● **SOURCE MATERIAL**:
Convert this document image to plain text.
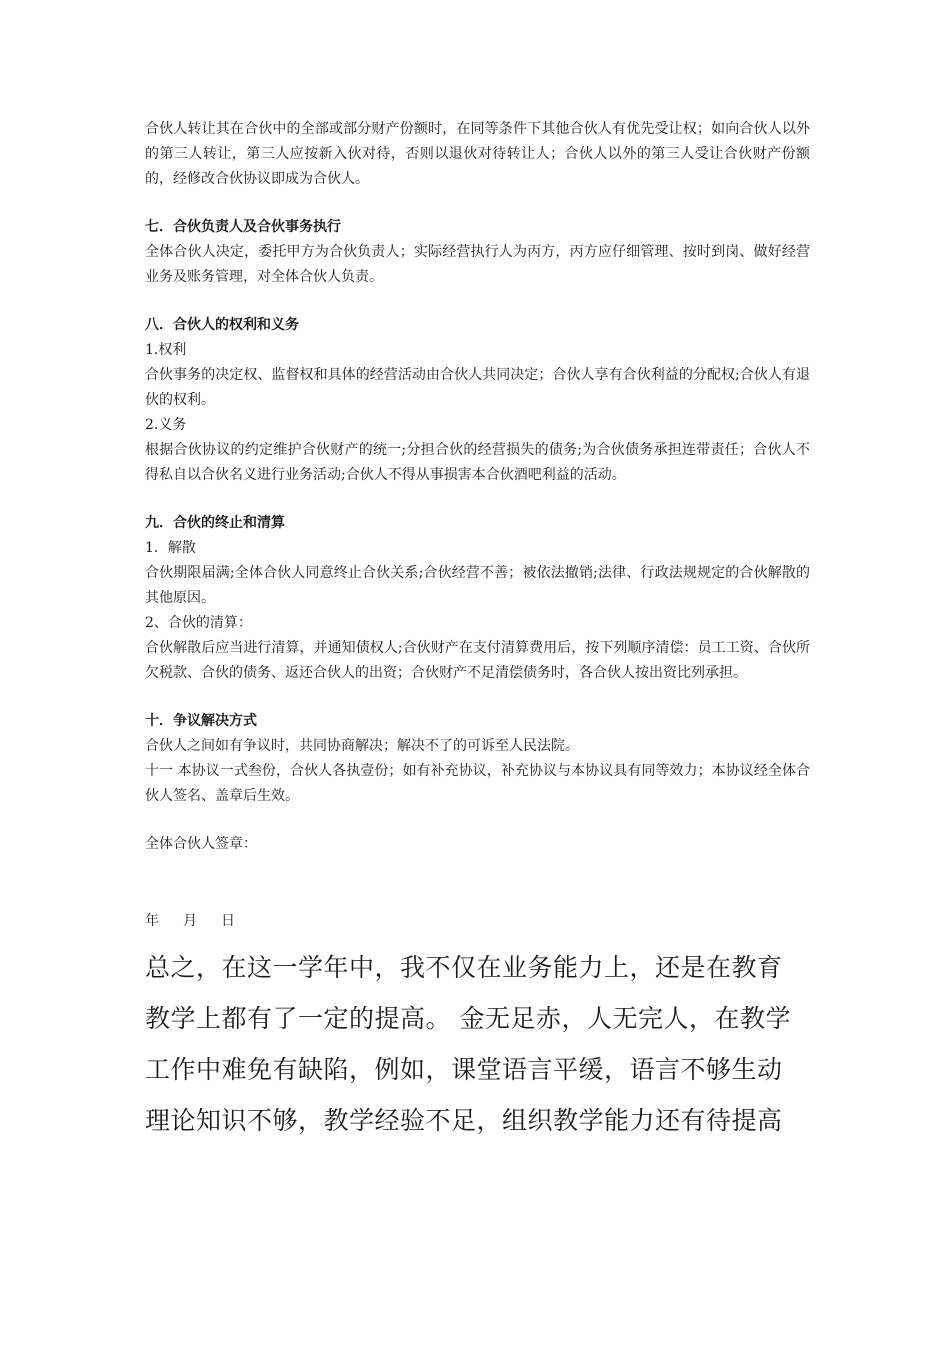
合伙人转让其在合伙中的全部或部分财产份额时，在同等条件下其他合伙人有优先受让权；如向合伙人以外的第三人转让，第三人应按新入伙对待，否则以退伙对待转让人；合伙人以外的第三人受让合伙财产份额的，经修改合伙协议即成为合伙人。

七．合伙负责人及合伙事务执行

全体合伙人决定，委托甲方为合伙负责人；实际经营执行人为丙方，丙方应仔细管理、按时到岗、做好经营业务及账务管理，对全体合伙人负责。

八．合伙人的权利和义务

1.权利

合伙事务的决定权、监督权和具体的经营活动由合伙人共同决定；合伙人享有合伙利益的分配权;合伙人有退伙的权利。

2.义务

根据合伙协议的约定维护合伙财产的统一;分担合伙的经营损失的债务;为合伙债务承担连带责任；合伙人不得私自以合伙名义进行业务活动;合伙人不得从事损害本合伙酒吧利益的活动。

九．合伙的终止和清算

1．解散

合伙期限届满;全体合伙人同意终止合伙关系;合伙经营不善；被依法撤销;法律、行政法规规定的合伙解散的其他原因。

2、合伙的清算：

合伙解散后应当进行清算，并通知债权人;合伙财产在支付清算费用后，按下列顺序清偿：员工工资、合伙所欠税款、合伙的债务、返还合伙人的出资；合伙财产不足清偿债务时，各合伙人按出资比列承担。

十．争议解决方式

合伙人之间如有争议时，共同协商解决；解决不了的可诉至人民法院。

十一 本协议一式叁份，合伙人各执壹份；如有补充协议，补充协议与本协议具有同等效力；本协议经全体合伙人签名、盖章后生效。

全体合伙人签章：

年 月 日

总之，在这一学年中，我不仅在业务能力上，还是在教育

教学上都有了一定的提高。 金无足赤，人无完人，在教学

工作中难免有缺陷，例如，课堂语言平缓，语言不够生动

理论知识不够，教学经验不足，组织教学能力还有待提高
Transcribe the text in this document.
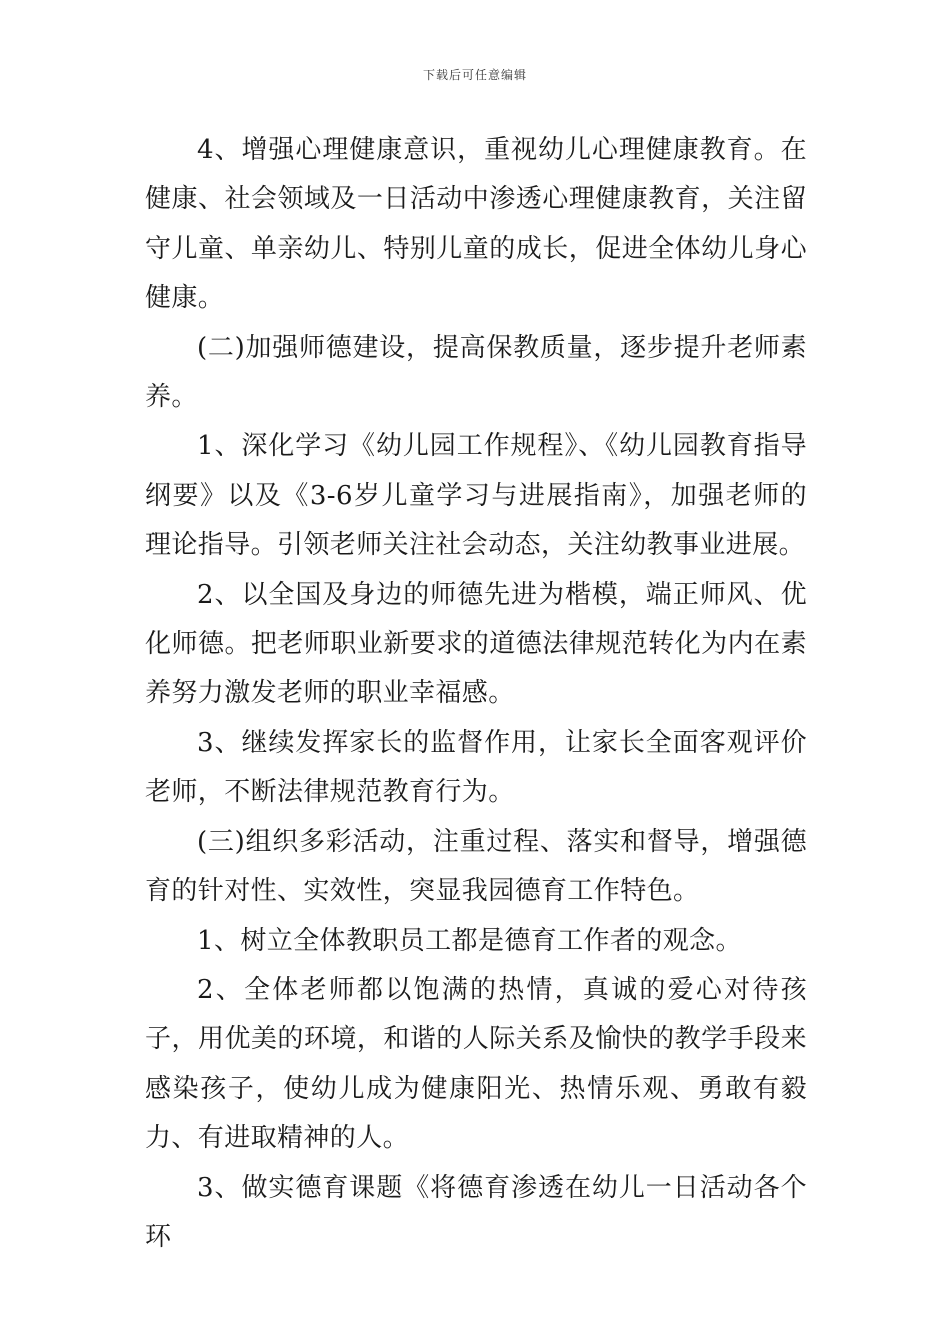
下载后可任意编辑

4、增强心理健康意识，重视幼儿心理健康教育。在健康、社会领域及一日活动中渗透心理健康教育，关注留守儿童、单亲幼儿、特别儿童的成长，促进全体幼儿身心健康。

(二)加强师德建设，提高保教质量，逐步提升老师素养。

1、深化学习《幼儿园工作规程》、《幼儿园教育指导纲要》以及《3-6岁儿童学习与进展指南》，加强老师的理论指导。引领老师关注社会动态，关注幼教事业进展。

2、以全国及身边的师德先进为楷模，端正师风、优化师德。把老师职业新要求的道德法律规范转化为内在素养努力激发老师的职业幸福感。

3、继续发挥家长的监督作用，让家长全面客观评价老师，不断法律规范教育行为。

(三)组织多彩活动，注重过程、落实和督导，增强德育的针对性、实效性，突显我园德育工作特色。

1、树立全体教职员工都是德育工作者的观念。

2、全体老师都以饱满的热情，真诚的爱心对待孩子，用优美的环境，和谐的人际关系及愉快的教学手段来感染孩子，使幼儿成为健康阳光、热情乐观、勇敢有毅力、有进取精神的人。

3、做实德育课题《将德育渗透在幼儿一日活动各个环
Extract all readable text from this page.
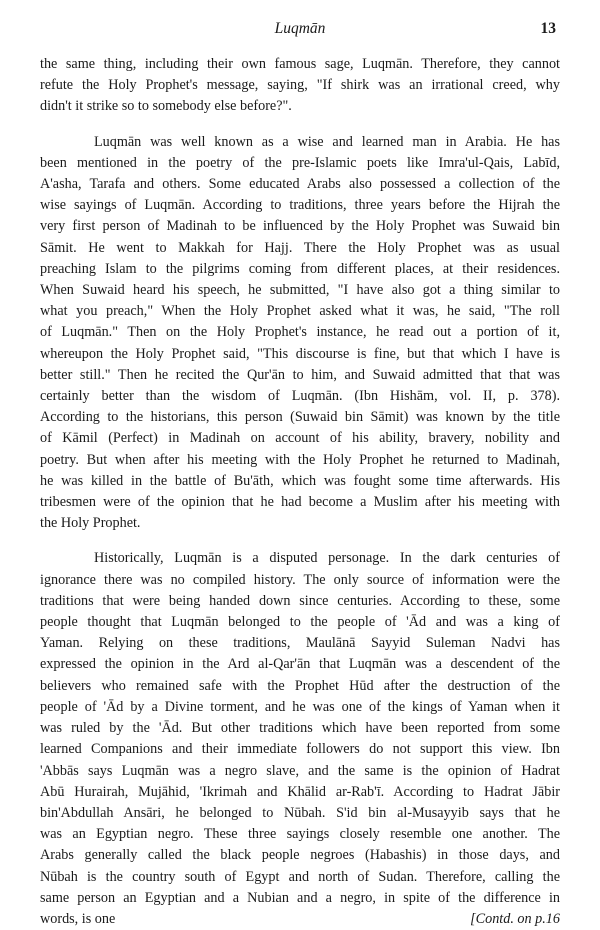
Luqmān	13
the same thing, including their own famous sage, Luqmān. Therefore, they cannot
refute the Holy Prophet's message, saying, "If shirk was an irrational creed, why
didn't it strike so to somebody else before?".
Luqmān was well known as a wise and learned man in Arabia. He has
been mentioned in the poetry of the pre-Islamic poets like Imra'ul-Qais, Labīd,
A'asha, Tarafa and others. Some educated Arabs also possessed a collection of the
wise sayings of Luqmān. According to traditions, three years before the Hijrah the
very first person of Madinah to be influenced by the Holy Prophet was Suwaid bin
Sāmit. He went to Makkah for Hajj. There the Holy Prophet was as usual
preaching Islam to the pilgrims coming from different places, at their residences.
When Suwaid heard his speech, he submitted, "I have also got a thing similar to
what you preach," When the Holy Prophet asked what it was, he said, "The roll
of Luqmān." Then on the Holy Prophet's instance, he read out a portion of it,
whereupon the Holy Prophet said, "This discourse is fine, but that which I have is
better still." Then he recited the Qur'ān to him, and Suwaid admitted that that was
certainly better than the wisdom of Luqmān. (Ibn Hishām, vol. II, p. 378).
According to the historians, this person (Suwaid bin Sāmit) was known by the title
of Kāmil (Perfect) in Madinah on account of his ability, bravery, nobility and
poetry. But when after his meeting with the Holy Prophet he returned to Madinah,
he was killed in the battle of Bu'āth, which was fought some time afterwards. His
tribesmen were of the opinion that he had become a Muslim after his meeting with
the Holy Prophet.
Historically, Luqmān is a disputed personage. In the dark centuries of
ignorance there was no compiled history. The only source of information were the
traditions that were being handed down since centuries. According to these, some
people thought that Luqmān belonged to the people of 'Ād and was a king of
Yaman. Relying on these traditions, Maulānā Sayyid Suleman Nadvi has
expressed the opinion in the Ard al-Qar'ān that Luqmān was a descendent of the
believers who remained safe with the Prophet Hūd after the destruction of the
people of 'Ād by a Divine torment, and he was one of the kings of Yaman when it
was ruled by the 'Ād. But other traditions which have been reported from some
learned Companions and their immediate followers do not support this view. Ibn
'Abbās says Luqmān was a negro slave, and the same is the opinion of Hadrat
Abū Hurairah, Mujāhid, 'Ikrimah and Khālid ar-Rab'ī. According to Hadrat Jābir
bin'Abdullah Ansāri, he belonged to Nūbah. S'id bin al-Musayyib says that he
was an Egyptian negro. These three sayings closely resemble one another. The
Arabs generally called the black people negroes (Habashis) in those days, and
Nūbah is the country south of Egypt and north of Sudan. Therefore, calling the
same person an Egyptian and a Nubian and a negro, in spite of the difference in
words, is one	[Contd. on p.16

● **SET EXERCISE**:
Look through the entries and find each line that has the string "same". Copy those lines.

● **OUTPUT FOR THIS EXERCISE**:
the same thing, including their own famous sage, Luqmān. Therefore, they cannot
'Abbās says Luqmān was a negro slave, and the same is the opinion of Hadrat
same person an Egyptian and a Nubian and a negro, in spite of the difference in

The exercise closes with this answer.